§ **GIVEN PROBLEM**
Copy all of the records below verbatim.

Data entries
* * *
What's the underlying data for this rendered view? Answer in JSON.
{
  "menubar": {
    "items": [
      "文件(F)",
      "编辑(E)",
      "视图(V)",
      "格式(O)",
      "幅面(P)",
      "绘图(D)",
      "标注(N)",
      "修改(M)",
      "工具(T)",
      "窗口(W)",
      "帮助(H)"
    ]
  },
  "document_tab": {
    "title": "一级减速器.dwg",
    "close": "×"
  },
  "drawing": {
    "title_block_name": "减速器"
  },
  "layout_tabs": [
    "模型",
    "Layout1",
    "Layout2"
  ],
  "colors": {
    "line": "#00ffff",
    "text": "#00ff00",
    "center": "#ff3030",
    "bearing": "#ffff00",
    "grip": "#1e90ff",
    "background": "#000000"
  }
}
* * *
§ **SOLUTION FOR THIS EXERCISE**
What's the underlying data for this rendered view? Answer in JSON.
{
  "menubar": {
    "items": [
      "文件(F)",
      "编辑(E)",
      "视图(V)",
      "格式(O)",
      "幅面(P)",
      "绘图(D)",
      "标注(N)",
      "修改(M)",
      "工具(T)",
      "窗口(W)",
      "帮助(H)"
    ]
  },
  "document_tab": {
    "title": "一级减速器.dwg",
    "close": "×"
  },
  "drawing": {
    "title_block_name": "减速器"
  },
  "layout_tabs": [
    "模型",
    "Layout1",
    "Layout2"
  ],
  "colors": {
    "line": "#00ffff",
    "text": "#00ff00",
    "center": "#ff3030",
    "bearing": "#ffff00",
    "grip": "#1e90ff",
    "background": "#000000"
  }
}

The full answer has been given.